- WHAT YOU HAVE TO DO: Find the lines with the string "Operating" and return them.

[start]

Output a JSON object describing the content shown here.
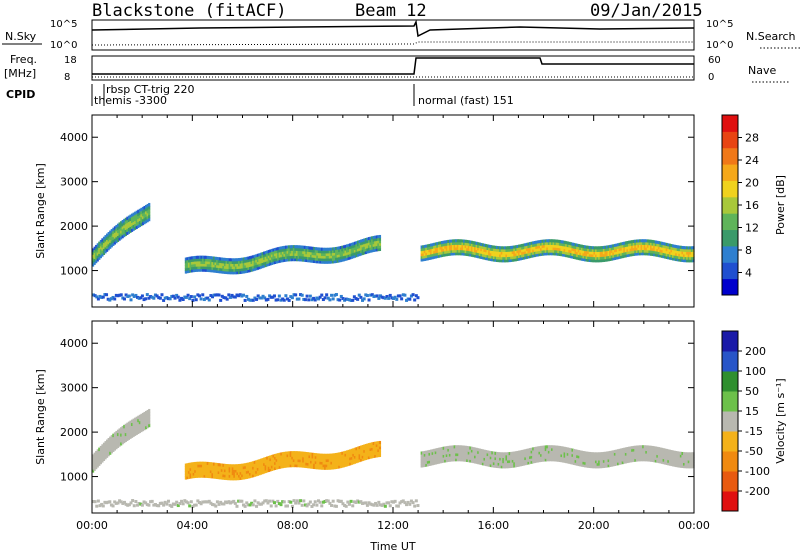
{
  "header": {
    "station": "Blackstone (fitACF)",
    "beam": "Beam 12",
    "date": "09/Jan/2015"
  },
  "top_panels": {
    "nsky_label": "N.Sky",
    "nsky_ticks": [
      "10^5",
      "10^0"
    ],
    "nsearch_label": "N.Search",
    "freq_label": "Freq.",
    "freq_unit": "[MHz]",
    "freq_ticks": [
      "18",
      "8"
    ],
    "nave_label": "Nave",
    "nave_ticks": [
      "60",
      "0"
    ],
    "cpid_label": "CPID",
    "cpid_entries": [
      {
        "text": "rbsp CT-trig 220"
      },
      {
        "text": "themis -3300"
      },
      {
        "text": "normal (fast) 151"
      }
    ]
  },
  "colors": {
    "power_scale": [
      "#0000cc",
      "#1f4fd0",
      "#2e7fcf",
      "#3a9a6a",
      "#5fb45a",
      "#a8c83a",
      "#f0d21e",
      "#f5a81a",
      "#f07818",
      "#e84412",
      "#e01010"
    ],
    "velocity_scale": [
      "#1a1aa8",
      "#2855c8",
      "#2f8f2f",
      "#6cc04a",
      "#b8b8b0",
      "#f4b21a",
      "#f08a10",
      "#e85a10",
      "#e01010"
    ]
  },
  "chart_data": [
    {
      "type": "heatmap",
      "name": "power",
      "xlabel": "",
      "ylabel": "Slant Range [km]",
      "xlim": [
        "00:00",
        "24:00"
      ],
      "ylim": [
        180,
        4500
      ],
      "yticks": [
        1000,
        2000,
        3000,
        4000
      ],
      "colorbar_label": "Power [dB]",
      "colorbar_ticks": [
        4,
        8,
        12,
        16,
        20,
        24,
        28
      ],
      "colorbar_range": [
        0,
        30
      ],
      "bands": [
        {
          "t_start": 0.0,
          "t_end": 2.3,
          "range_km_start": 1300,
          "range_km_end": 2400,
          "width_km": 400,
          "power_db": 16
        },
        {
          "t_start": 3.7,
          "t_end": 11.5,
          "range_km_start": 1050,
          "range_km_end": 1550,
          "width_km": 350,
          "power_db": 16
        },
        {
          "t_start": 13.1,
          "t_end": 24.0,
          "range_km_start": 1450,
          "range_km_end": 1450,
          "width_km": 350,
          "power_db": 22
        }
      ]
    },
    {
      "type": "heatmap",
      "name": "velocity",
      "xlabel": "Time UT",
      "ylabel": "Slant Range [km]",
      "xlim": [
        "00:00",
        "24:00"
      ],
      "ylim": [
        180,
        4500
      ],
      "xticks": [
        "00:00",
        "04:00",
        "08:00",
        "12:00",
        "16:00",
        "20:00",
        "00:00"
      ],
      "yticks": [
        1000,
        2000,
        3000,
        4000
      ],
      "colorbar_label": "Velocity [m s⁻¹]",
      "colorbar_ticks": [
        "200",
        "100",
        "50",
        "15",
        "-15",
        "-50",
        "-100",
        "-200"
      ],
      "bands": [
        {
          "t_start": 0.0,
          "t_end": 2.3,
          "range_km_start": 1300,
          "range_km_end": 2400,
          "width_km": 400,
          "velocity": 0
        },
        {
          "t_start": 3.7,
          "t_end": 11.5,
          "range_km_start": 1050,
          "range_km_end": 1550,
          "width_km": 350,
          "velocity": -50
        },
        {
          "t_start": 13.1,
          "t_end": 24.0,
          "range_km_start": 1450,
          "range_km_end": 1450,
          "width_km": 350,
          "velocity": 0
        }
      ]
    }
  ]
}
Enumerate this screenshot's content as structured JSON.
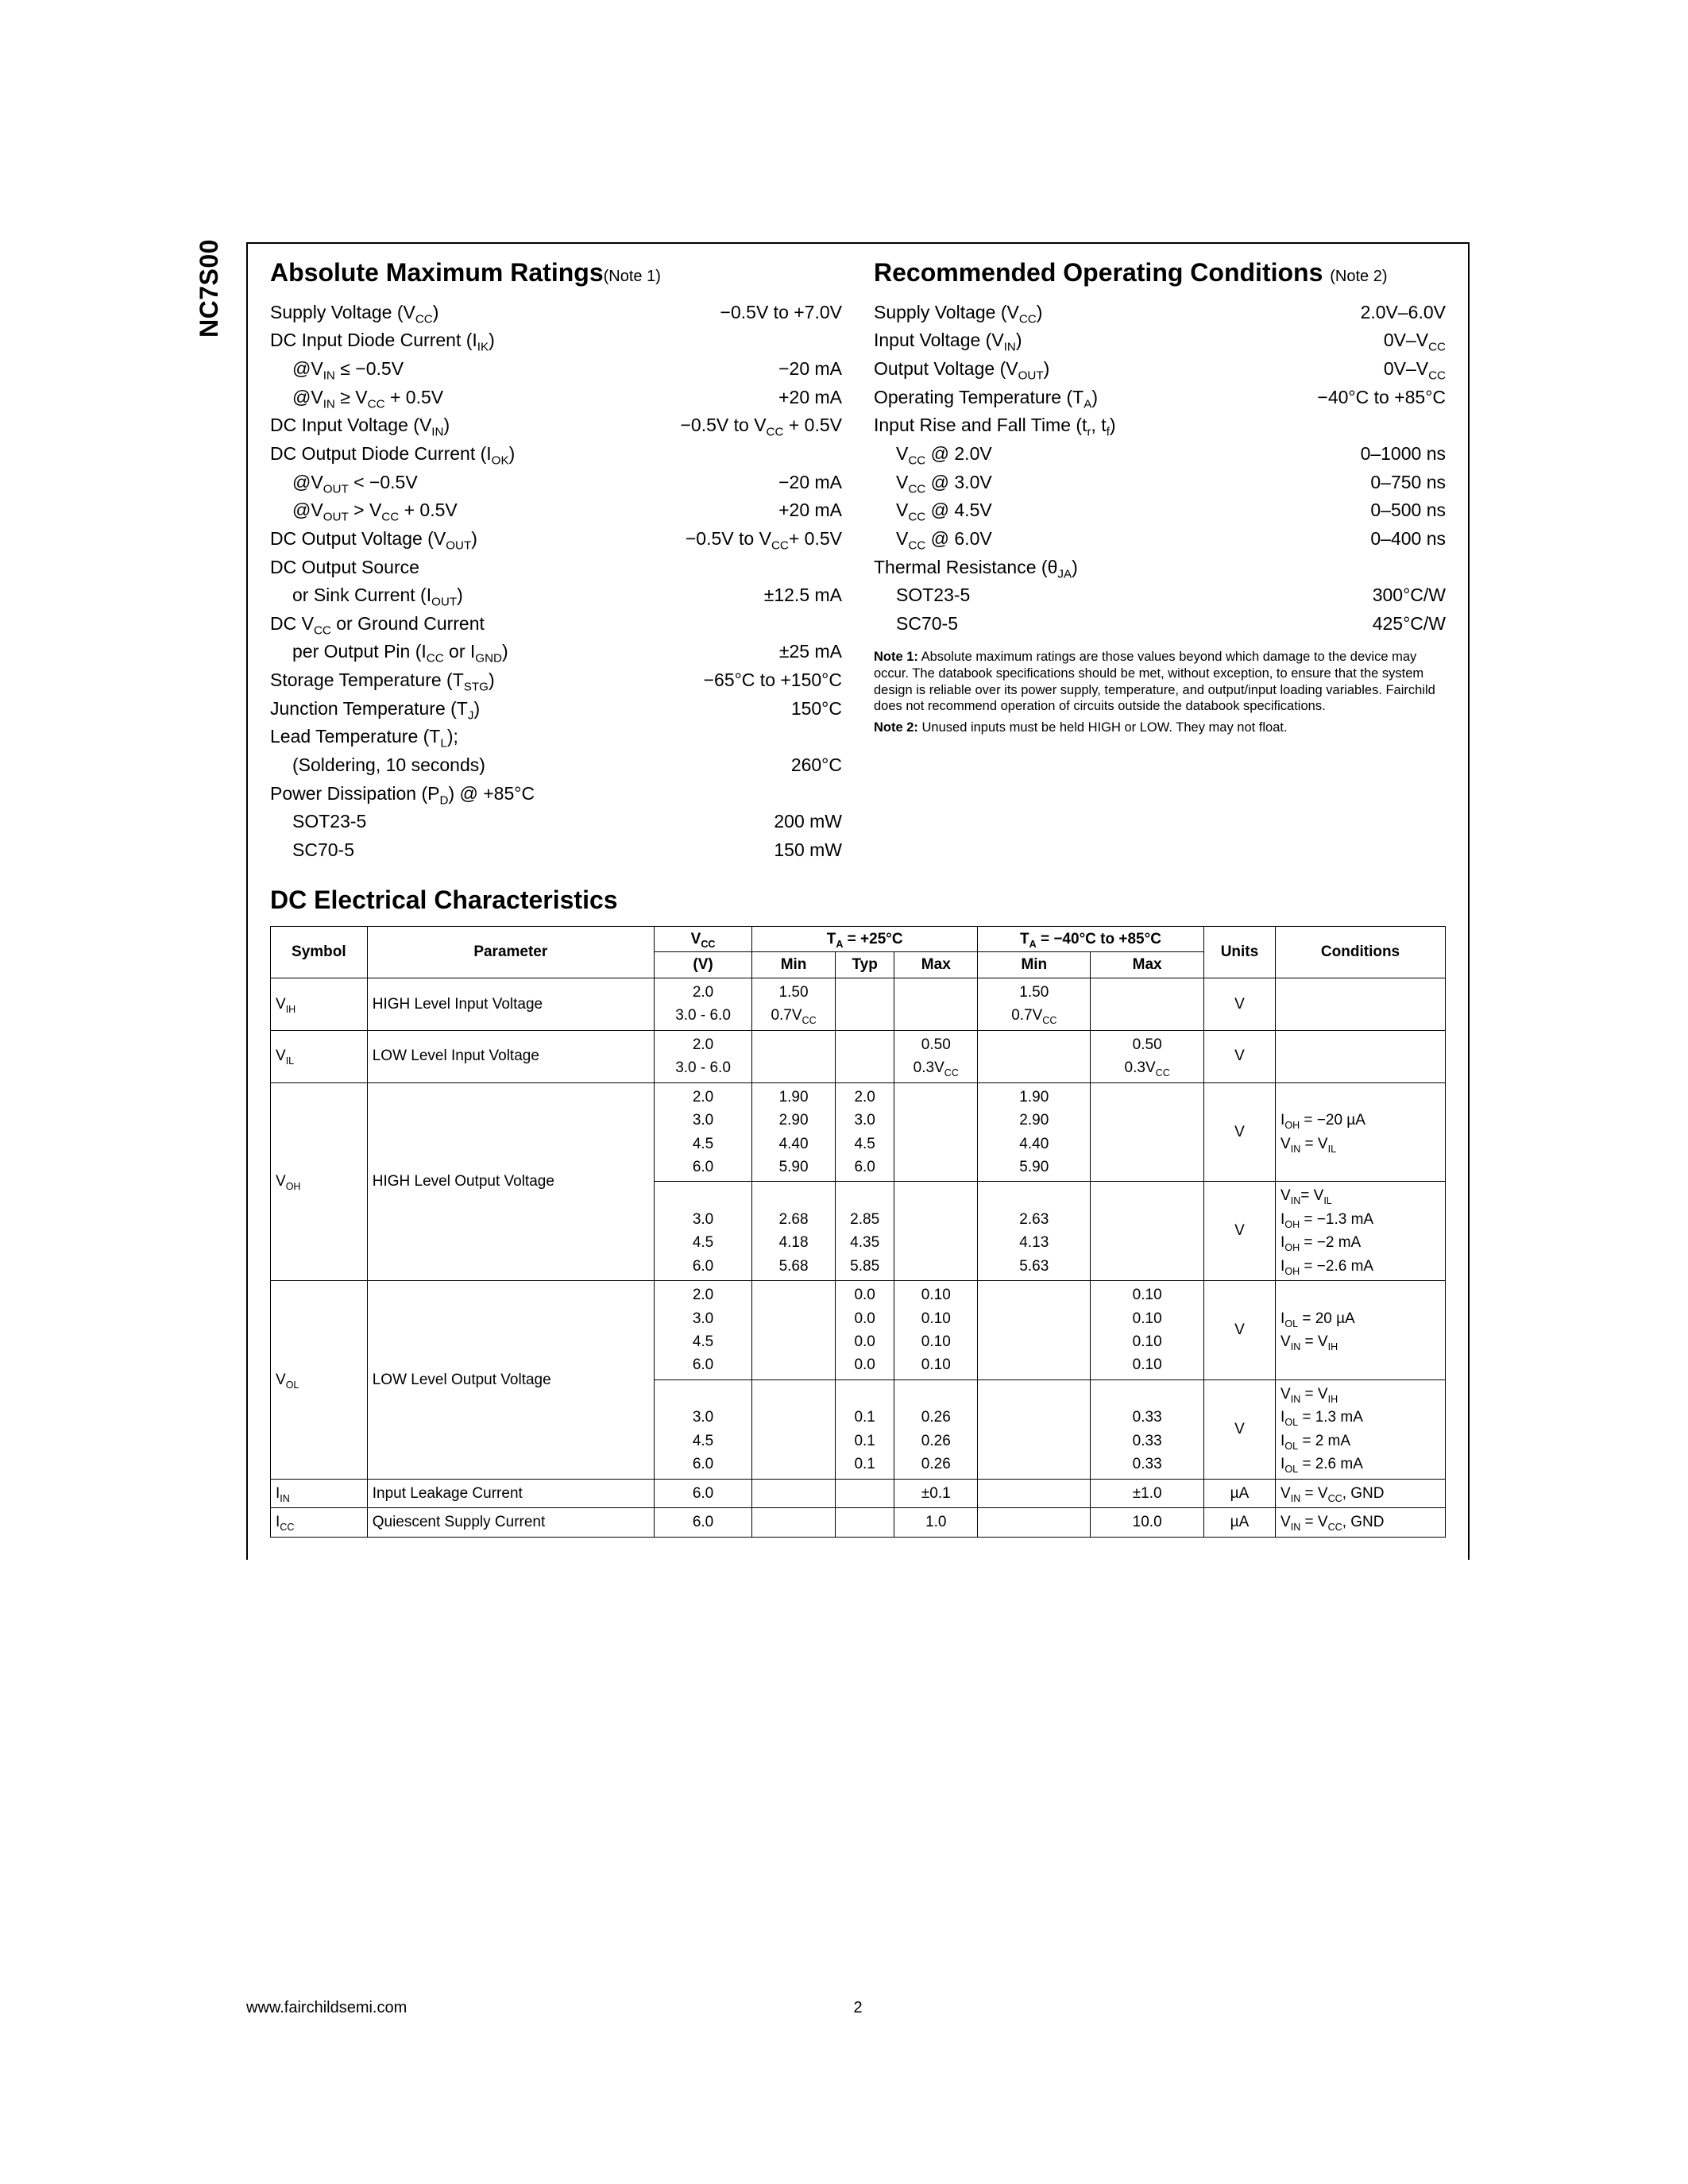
{
  "part_number": "NC7S00",
  "footer": {
    "url": "www.fairchildsemi.com",
    "page": "2"
  },
  "amr": {
    "title": "Absolute Maximum Ratings",
    "note_ref": "(Note 1)",
    "rows": [
      {
        "label": "Supply Voltage (V<sub>CC</sub>)",
        "value": "−0.5V to +7.0V"
      },
      {
        "label": "DC Input Diode Current (I<sub>IK</sub>)",
        "value": ""
      },
      {
        "label": "@V<sub>IN</sub> ≤ −0.5V",
        "value": "−20 mA",
        "indent": true
      },
      {
        "label": "@V<sub>IN</sub> ≥ V<sub>CC</sub> + 0.5V",
        "value": "+20 mA",
        "indent": true
      },
      {
        "label": "DC Input Voltage (V<sub>IN</sub>)",
        "value": "−0.5V to V<sub>CC</sub> + 0.5V"
      },
      {
        "label": "DC Output Diode Current (I<sub>OK</sub>)",
        "value": ""
      },
      {
        "label": "@V<sub>OUT</sub> < −0.5V",
        "value": "−20 mA",
        "indent": true
      },
      {
        "label": "@V<sub>OUT</sub> > V<sub>CC</sub> + 0.5V",
        "value": "+20 mA",
        "indent": true
      },
      {
        "label": "DC Output Voltage (V<sub>OUT</sub>)",
        "value": "−0.5V to V<sub>CC</sub>+ 0.5V"
      },
      {
        "label": "DC Output Source",
        "value": ""
      },
      {
        "label": "or Sink Current (I<sub>OUT</sub>)",
        "value": "±12.5 mA",
        "indent": true
      },
      {
        "label": "DC V<sub>CC</sub> or Ground Current",
        "value": ""
      },
      {
        "label": "per Output Pin (I<sub>CC</sub> or I<sub>GND</sub>)",
        "value": "±25 mA",
        "indent": true
      },
      {
        "label": "Storage Temperature (T<sub>STG</sub>)",
        "value": "−65°C to +150°C"
      },
      {
        "label": "Junction Temperature (T<sub>J</sub>)",
        "value": "150°C"
      },
      {
        "label": "Lead Temperature (T<sub>L</sub>);",
        "value": ""
      },
      {
        "label": "(Soldering, 10 seconds)",
        "value": "260°C",
        "indent": true
      },
      {
        "label": "Power Dissipation (P<sub>D</sub>) @ +85°C",
        "value": ""
      },
      {
        "label": "SOT23-5",
        "value": "200 mW",
        "indent": true
      },
      {
        "label": "SC70-5",
        "value": "150 mW",
        "indent": true
      }
    ]
  },
  "roc": {
    "title": "Recommended Operating Conditions",
    "note_ref": "(Note 2)",
    "rows": [
      {
        "label": "Supply Voltage (V<sub>CC</sub>)",
        "value": "2.0V–6.0V"
      },
      {
        "label": "Input Voltage (V<sub>IN</sub>)",
        "value": "0V–V<sub>CC</sub>"
      },
      {
        "label": "Output Voltage (V<sub>OUT</sub>)",
        "value": "0V–V<sub>CC</sub>"
      },
      {
        "label": "Operating Temperature (T<sub>A</sub>)",
        "value": "−40°C to +85°C"
      },
      {
        "label": "Input Rise and Fall Time (t<sub>r</sub>, t<sub>f</sub>)",
        "value": ""
      },
      {
        "label": "V<sub>CC</sub> @ 2.0V",
        "value": "0–1000 ns",
        "indent": true
      },
      {
        "label": "V<sub>CC</sub> @ 3.0V",
        "value": "0–750 ns",
        "indent": true
      },
      {
        "label": "V<sub>CC</sub> @ 4.5V",
        "value": "0–500 ns",
        "indent": true
      },
      {
        "label": "V<sub>CC</sub> @ 6.0V",
        "value": "0–400 ns",
        "indent": true
      },
      {
        "label": "Thermal Resistance (θ<sub>JA</sub>)",
        "value": ""
      },
      {
        "label": "SOT23-5",
        "value": "300°C/W",
        "indent": true
      },
      {
        "label": "SC70-5",
        "value": "425°C/W",
        "indent": true
      }
    ],
    "notes": [
      "<b>Note 1:</b> Absolute maximum ratings are those values beyond which damage to the device may occur. The databook specifications should be met, without exception, to ensure that the system design is reliable over its power supply, temperature, and output/input loading variables. Fairchild does not recommend operation of circuits outside the databook specifications.",
      "<b>Note 2:</b> Unused inputs must be held HIGH or LOW. They may not float."
    ]
  },
  "dc": {
    "title": "DC Electrical Characteristics",
    "head": {
      "symbol": "Symbol",
      "parameter": "Parameter",
      "vcc": "V<sub>CC</sub>",
      "vcc_unit": "(V)",
      "ta25": "T<sub>A</sub> = +25°C",
      "ta_range": "T<sub>A</sub> = −40°C to +85°C",
      "min": "Min",
      "typ": "Typ",
      "max": "Max",
      "units": "Units",
      "conditions": "Conditions"
    },
    "rows": [
      {
        "sym": "V<sub>IH</sub>",
        "param": "HIGH Level Input Voltage",
        "vcc": [
          "2.0",
          "3.0 - 6.0"
        ],
        "min": [
          "1.50",
          "0.7V<sub>CC</sub>"
        ],
        "typ": [
          "",
          ""
        ],
        "max": [
          "",
          ""
        ],
        "min2": [
          "1.50",
          "0.7V<sub>CC</sub>"
        ],
        "max2": [
          "",
          ""
        ],
        "units": "V",
        "cond": ""
      },
      {
        "sym": "V<sub>IL</sub>",
        "param": "LOW Level Input Voltage",
        "vcc": [
          "2.0",
          "3.0 - 6.0"
        ],
        "min": [
          "",
          ""
        ],
        "typ": [
          "",
          ""
        ],
        "max": [
          "0.50",
          "0.3V<sub>CC</sub>"
        ],
        "min2": [
          "",
          ""
        ],
        "max2": [
          "0.50",
          "0.3V<sub>CC</sub>"
        ],
        "units": "V",
        "cond": ""
      },
      {
        "sym": "V<sub>OH</sub>",
        "param": "HIGH Level Output Voltage",
        "vcc": [
          "2.0",
          "3.0",
          "4.5",
          "6.0"
        ],
        "min": [
          "1.90",
          "2.90",
          "4.40",
          "5.90"
        ],
        "typ": [
          "2.0",
          "3.0",
          "4.5",
          "6.0"
        ],
        "max": [
          "",
          "",
          "",
          ""
        ],
        "min2": [
          "1.90",
          "2.90",
          "4.40",
          "5.90"
        ],
        "max2": [
          "",
          "",
          "",
          ""
        ],
        "units": "V",
        "cond": "I<sub>OH</sub> = −20 µA<br>V<sub>IN</sub> = V<sub>IL</sub>"
      },
      {
        "sym": "",
        "param": "",
        "vcc": [
          "",
          "3.0",
          "4.5",
          "6.0"
        ],
        "min": [
          "",
          "2.68",
          "4.18",
          "5.68"
        ],
        "typ": [
          "",
          "2.85",
          "4.35",
          "5.85"
        ],
        "max": [
          "",
          "",
          "",
          ""
        ],
        "min2": [
          "",
          "2.63",
          "4.13",
          "5.63"
        ],
        "max2": [
          "",
          "",
          "",
          ""
        ],
        "units": "V",
        "cond": "V<sub>IN</sub>= V<sub>IL</sub><br>I<sub>OH</sub> = −1.3 mA<br>I<sub>OH</sub> = −2 mA<br>I<sub>OH</sub> = −2.6 mA",
        "continue_sym": true
      },
      {
        "sym": "V<sub>OL</sub>",
        "param": "LOW Level Output Voltage",
        "vcc": [
          "2.0",
          "3.0",
          "4.5",
          "6.0"
        ],
        "min": [
          "",
          "",
          "",
          ""
        ],
        "typ": [
          "0.0",
          "0.0",
          "0.0",
          "0.0"
        ],
        "max": [
          "0.10",
          "0.10",
          "0.10",
          "0.10"
        ],
        "min2": [
          "",
          "",
          "",
          ""
        ],
        "max2": [
          "0.10",
          "0.10",
          "0.10",
          "0.10"
        ],
        "units": "V",
        "cond": "I<sub>OL</sub> = 20 µA<br>V<sub>IN</sub> = V<sub>IH</sub>"
      },
      {
        "sym": "",
        "param": "",
        "vcc": [
          "",
          "3.0",
          "4.5",
          "6.0"
        ],
        "min": [
          "",
          "",
          "",
          ""
        ],
        "typ": [
          "",
          "0.1",
          "0.1",
          "0.1"
        ],
        "max": [
          "",
          "0.26",
          "0.26",
          "0.26"
        ],
        "min2": [
          "",
          "",
          "",
          ""
        ],
        "max2": [
          "",
          "0.33",
          "0.33",
          "0.33"
        ],
        "units": "V",
        "cond": "V<sub>IN</sub> = V<sub>IH</sub><br>I<sub>OL</sub> = 1.3 mA<br>I<sub>OL</sub> = 2 mA<br>I<sub>OL</sub> = 2.6 mA",
        "continue_sym": true
      },
      {
        "sym": "I<sub>IN</sub>",
        "param": "Input Leakage Current",
        "vcc": [
          "6.0"
        ],
        "min": [
          ""
        ],
        "typ": [
          ""
        ],
        "max": [
          "±0.1"
        ],
        "min2": [
          ""
        ],
        "max2": [
          "±1.0"
        ],
        "units": "µA",
        "cond": "V<sub>IN</sub> = V<sub>CC</sub>, GND"
      },
      {
        "sym": "I<sub>CC</sub>",
        "param": "Quiescent Supply Current",
        "vcc": [
          "6.0"
        ],
        "min": [
          ""
        ],
        "typ": [
          ""
        ],
        "max": [
          "1.0"
        ],
        "min2": [
          ""
        ],
        "max2": [
          "10.0"
        ],
        "units": "µA",
        "cond": "V<sub>IN</sub> = V<sub>CC</sub>, GND"
      }
    ]
  }
}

[end]

- EXERCISE OUTPUT:
    "title": "Recommended Operating Conditions",
        "label": "Operating Temperature (T<sub>A</sub>)",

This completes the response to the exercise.